PROBLEM –
The records below are to be repeated in full, exactly as they are.

GIVEN RECORDS –

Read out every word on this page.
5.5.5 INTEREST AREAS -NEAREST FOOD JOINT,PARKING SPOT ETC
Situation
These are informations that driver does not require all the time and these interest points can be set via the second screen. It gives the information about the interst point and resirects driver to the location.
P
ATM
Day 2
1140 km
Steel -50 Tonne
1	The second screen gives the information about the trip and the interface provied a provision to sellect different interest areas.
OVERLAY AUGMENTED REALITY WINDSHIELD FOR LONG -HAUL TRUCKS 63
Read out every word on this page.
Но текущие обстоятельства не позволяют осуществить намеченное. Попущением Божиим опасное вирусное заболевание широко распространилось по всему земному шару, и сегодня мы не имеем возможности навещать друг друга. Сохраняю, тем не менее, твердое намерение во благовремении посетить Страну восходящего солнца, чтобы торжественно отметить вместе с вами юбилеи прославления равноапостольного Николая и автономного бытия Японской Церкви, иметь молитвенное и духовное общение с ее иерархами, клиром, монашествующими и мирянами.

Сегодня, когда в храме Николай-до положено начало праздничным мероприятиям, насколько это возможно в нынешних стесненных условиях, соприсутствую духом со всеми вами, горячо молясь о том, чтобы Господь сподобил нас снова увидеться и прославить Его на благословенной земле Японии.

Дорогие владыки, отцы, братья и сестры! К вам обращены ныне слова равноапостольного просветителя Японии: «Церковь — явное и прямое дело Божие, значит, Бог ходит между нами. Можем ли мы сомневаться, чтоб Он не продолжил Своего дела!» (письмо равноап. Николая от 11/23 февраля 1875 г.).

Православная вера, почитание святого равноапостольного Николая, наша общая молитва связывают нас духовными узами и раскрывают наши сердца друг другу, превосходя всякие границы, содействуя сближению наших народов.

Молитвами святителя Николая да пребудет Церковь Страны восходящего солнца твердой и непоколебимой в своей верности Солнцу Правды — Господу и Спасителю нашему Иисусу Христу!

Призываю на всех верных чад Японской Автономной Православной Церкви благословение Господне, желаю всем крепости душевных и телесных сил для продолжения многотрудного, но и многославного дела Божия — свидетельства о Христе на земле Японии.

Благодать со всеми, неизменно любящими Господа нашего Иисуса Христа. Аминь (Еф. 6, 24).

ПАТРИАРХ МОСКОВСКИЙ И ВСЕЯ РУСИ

FINAL ANSWER –
Read out every word on this page.
5.5.5 INTEREST AREAS -NEAREST FOOD JOINT,PARKING SPOT ETC
Situation
These are informations that driver does not require all the time and these interest points can be set via the second screen. It gives the information about the interst point and resirects driver to the location.
P
ATM
Day 2
1140 km
Steel -50 Tonne
1	The second screen gives the information about the trip and the interface provied a provision to sellect different interest areas.
OVERLAY AUGMENTED REALITY WINDSHIELD FOR LONG -HAUL TRUCKS 63
Read out every word on this page.
Но текущие обстоятельства не позволяют осуществить намеченное. Попущением Божиим опасное вирусное заболевание широко распространилось по всему земному шару, и сегодня мы не имеем возможности навещать друг друга. Сохраняю, тем не менее, твердое намерение во благовремении посетить Страну восходящего солнца, чтобы торжественно отметить вместе с вами юбилеи прославления равноапостольного Николая и автономного бытия Японской Церкви, иметь молитвенное и духовное общение с ее иерархами, клиром, монашествующими и мирянами.

Сегодня, когда в храме Николай-до положено начало праздничным мероприятиям, насколько это возможно в нынешних стесненных условиях, соприсутствую духом со всеми вами, горячо молясь о том, чтобы Господь сподобил нас снова увидеться и прославить Его на благословенной земле Японии.

Дорогие владыки, отцы, братья и сестры! К вам обращены ныне слова равноапостольного просветителя Японии: «Церковь — явное и прямое дело Божие, значит, Бог ходит между нами. Можем ли мы сомневаться, чтоб Он не продолжил Своего дела!» (письмо равноап. Николая от 11/23 февраля 1875 г.).

Православная вера, почитание святого равноапостольного Николая, наша общая молитва связывают нас духовными узами и раскрывают наши сердца друг другу, превосходя всякие границы, содействуя сближению наших народов.

Молитвами святителя Николая да пребудет Церковь Страны восходящего солнца твердой и непоколебимой в своей верности Солнцу Правды — Господу и Спасителю нашему Иисусу Христу!

Призываю на всех верных чад Японской Автономной Православной Церкви благословение Господне, желаю всем крепости душевных и телесных сил для продолжения многотрудного, но и многославного дела Божия — свидетельства о Христе на земле Японии.

Благодать со всеми, неизменно любящими Господа нашего Иисуса Христа. Аминь (Еф. 6, 24).

ПАТРИАРХ МОСКОВСКИЙ И ВСЕЯ РУСИ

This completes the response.